╭─ PROVIDED DATA
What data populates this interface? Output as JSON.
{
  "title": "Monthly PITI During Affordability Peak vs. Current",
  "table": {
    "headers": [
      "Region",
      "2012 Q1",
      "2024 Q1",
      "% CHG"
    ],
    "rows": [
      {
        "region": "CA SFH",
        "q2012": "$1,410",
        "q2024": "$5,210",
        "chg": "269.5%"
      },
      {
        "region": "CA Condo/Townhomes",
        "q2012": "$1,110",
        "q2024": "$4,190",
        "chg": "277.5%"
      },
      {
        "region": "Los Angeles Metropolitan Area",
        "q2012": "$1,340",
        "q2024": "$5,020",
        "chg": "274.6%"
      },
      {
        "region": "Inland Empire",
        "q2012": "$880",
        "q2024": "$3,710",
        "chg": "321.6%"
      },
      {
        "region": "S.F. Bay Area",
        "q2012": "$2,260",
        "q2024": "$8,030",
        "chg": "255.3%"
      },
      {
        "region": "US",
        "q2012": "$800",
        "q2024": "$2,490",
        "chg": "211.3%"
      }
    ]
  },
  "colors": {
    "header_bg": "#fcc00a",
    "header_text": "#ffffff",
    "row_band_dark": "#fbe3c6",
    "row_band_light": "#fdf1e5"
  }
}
╰─
Your task is to repeat every line exactly.

» FULL SOLUTION
What data populates this interface? Output as JSON.
{
  "title": "Monthly PITI During Affordability Peak vs. Current",
  "table": {
    "headers": [
      "Region",
      "2012 Q1",
      "2024 Q1",
      "% CHG"
    ],
    "rows": [
      {
        "region": "CA SFH",
        "q2012": "$1,410",
        "q2024": "$5,210",
        "chg": "269.5%"
      },
      {
        "region": "CA Condo/Townhomes",
        "q2012": "$1,110",
        "q2024": "$4,190",
        "chg": "277.5%"
      },
      {
        "region": "Los Angeles Metropolitan Area",
        "q2012": "$1,340",
        "q2024": "$5,020",
        "chg": "274.6%"
      },
      {
        "region": "Inland Empire",
        "q2012": "$880",
        "q2024": "$3,710",
        "chg": "321.6%"
      },
      {
        "region": "S.F. Bay Area",
        "q2012": "$2,260",
        "q2024": "$8,030",
        "chg": "255.3%"
      },
      {
        "region": "US",
        "q2012": "$800",
        "q2024": "$2,490",
        "chg": "211.3%"
      }
    ]
  },
  "colors": {
    "header_bg": "#fcc00a",
    "header_text": "#ffffff",
    "row_band_dark": "#fbe3c6",
    "row_band_light": "#fdf1e5"
  }
}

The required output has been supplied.